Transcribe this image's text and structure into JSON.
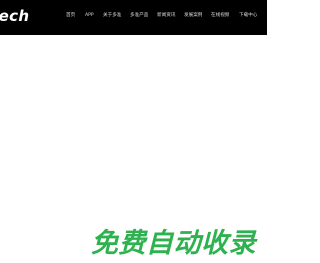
{
  "brand": {
    "logo_text": "tech"
  },
  "nav": {
    "items": [
      {
        "label": "首页"
      },
      {
        "label": "APP"
      },
      {
        "label": "关于多准"
      },
      {
        "label": "多准产品"
      },
      {
        "label": "新闻资讯"
      },
      {
        "label": "发展案例"
      },
      {
        "label": "在线视频"
      },
      {
        "label": "下载中心"
      }
    ]
  },
  "hero": {
    "headline": "免费自动收录"
  },
  "colors": {
    "navbar_bg": "#000000",
    "page_bg": "#ffffff",
    "accent_green": "#2eb24f"
  }
}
***
[Exercise]: Give the number of lines in the entries that include the string "label", and nothing more.

[Expected answer]: 8